### [Provided passage]

:::

Rust lifetimes: Getting away with things that would be reckless in C++

[+] missblit|11 years ago|reply

In C++ if the string is a rvalue reference you could std::move it into part of the return value. Think a signature like

    template<typename T>
    std::pair<std::string, std::vector<std::string_view>>
    tokenize_string(T &&str);

This would be efficient when the user passes a temporary, and it would be safe.

Which isn't to say the Rust solution isn't totally cool. Being able to easily check this class of errors at compile time is probably a lot nicer than needing to learn all the relatively complicated parts that would go into a easy to use / safe /efficient / still slightly weird C++ solution.

[+] eridius|11 years ago|reply

Sure, and then somewhere along the way you throw away the first element of the pair, because you're not using it, but you're still using the views, and oops you just reintroduced the bug you tried to fix.

:::

### [Prompt A]
Quote the Rust lifetimes thread, starting with "[+] eridius|11 years" and going on through "tried to fix.".
The rows that come next have a separate source from the Rust lifetimes thread.

### [Input for this task]
:::

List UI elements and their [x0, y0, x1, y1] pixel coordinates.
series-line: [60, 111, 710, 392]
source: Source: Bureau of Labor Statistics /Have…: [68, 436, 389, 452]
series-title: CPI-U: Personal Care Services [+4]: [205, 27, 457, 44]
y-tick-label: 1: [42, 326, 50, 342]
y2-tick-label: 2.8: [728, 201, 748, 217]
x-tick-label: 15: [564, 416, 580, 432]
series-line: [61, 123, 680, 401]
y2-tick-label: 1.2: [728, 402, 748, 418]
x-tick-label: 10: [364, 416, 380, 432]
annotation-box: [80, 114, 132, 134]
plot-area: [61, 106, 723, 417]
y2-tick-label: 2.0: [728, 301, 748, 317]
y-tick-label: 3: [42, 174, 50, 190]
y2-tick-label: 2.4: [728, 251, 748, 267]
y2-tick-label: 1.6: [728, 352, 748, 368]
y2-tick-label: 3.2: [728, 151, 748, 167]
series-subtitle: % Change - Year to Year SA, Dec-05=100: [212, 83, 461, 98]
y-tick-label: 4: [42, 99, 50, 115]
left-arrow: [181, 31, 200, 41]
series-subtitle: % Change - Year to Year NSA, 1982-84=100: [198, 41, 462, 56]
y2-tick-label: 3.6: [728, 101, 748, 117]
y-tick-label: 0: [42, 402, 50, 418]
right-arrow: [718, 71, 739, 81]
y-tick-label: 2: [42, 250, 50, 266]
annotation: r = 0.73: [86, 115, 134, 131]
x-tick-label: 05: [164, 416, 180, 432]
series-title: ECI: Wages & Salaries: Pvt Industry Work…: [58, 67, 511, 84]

:::

### [Prompt B]
Swap "plot-area" for "chart-area" in the rows, starting with the first line and going on through the line with "y-tick-label: 2: [42, 250, 50, 266]". Return only those lines, with everything else unchanged.

### [Right answer A]
[+] eridius|11 years ago|reply

Sure, and then somewhere along the way you throw away the first element of the pair, because you're not using it, but you're still using the views, and oops you just reintroduced the bug you tried to fix.

### [Right answer B]
List UI elements and their [x0, y0, x1, y1] pixel coordinates.
series-line: [60, 111, 710, 392]
source: Source: Bureau of Labor Statistics /Have…: [68, 436, 389, 452]
series-title: CPI-U: Personal Care Services [+4]: [205, 27, 457, 44]
y-tick-label: 1: [42, 326, 50, 342]
y2-tick-label: 2.8: [728, 201, 748, 217]
x-tick-label: 15: [564, 416, 580, 432]
series-line: [61, 123, 680, 401]
y2-tick-label: 1.2: [728, 402, 748, 418]
x-tick-label: 10: [364, 416, 380, 432]
annotation-box: [80, 114, 132, 134]
chart-area: [61, 106, 723, 417]
y2-tick-label: 2.0: [728, 301, 748, 317]
y-tick-label: 3: [42, 174, 50, 190]
y2-tick-label: 2.4: [728, 251, 748, 267]
y2-tick-label: 1.6: [728, 352, 748, 368]
y2-tick-label: 3.2: [728, 151, 748, 167]
series-subtitle: % Change - Year to Year SA, Dec-05=100: [212, 83, 461, 98]
y-tick-label: 4: [42, 99, 50, 115]
left-arrow: [181, 31, 200, 41]
series-subtitle: % Change - Year to Year NSA, 1982-84=100: [198, 41, 462, 56]
y2-tick-label: 3.6: [728, 101, 748, 117]
y-tick-label: 0: [42, 402, 50, 418]
right-arrow: [718, 71, 739, 81]
y-tick-label: 2: [42, 250, 50, 266]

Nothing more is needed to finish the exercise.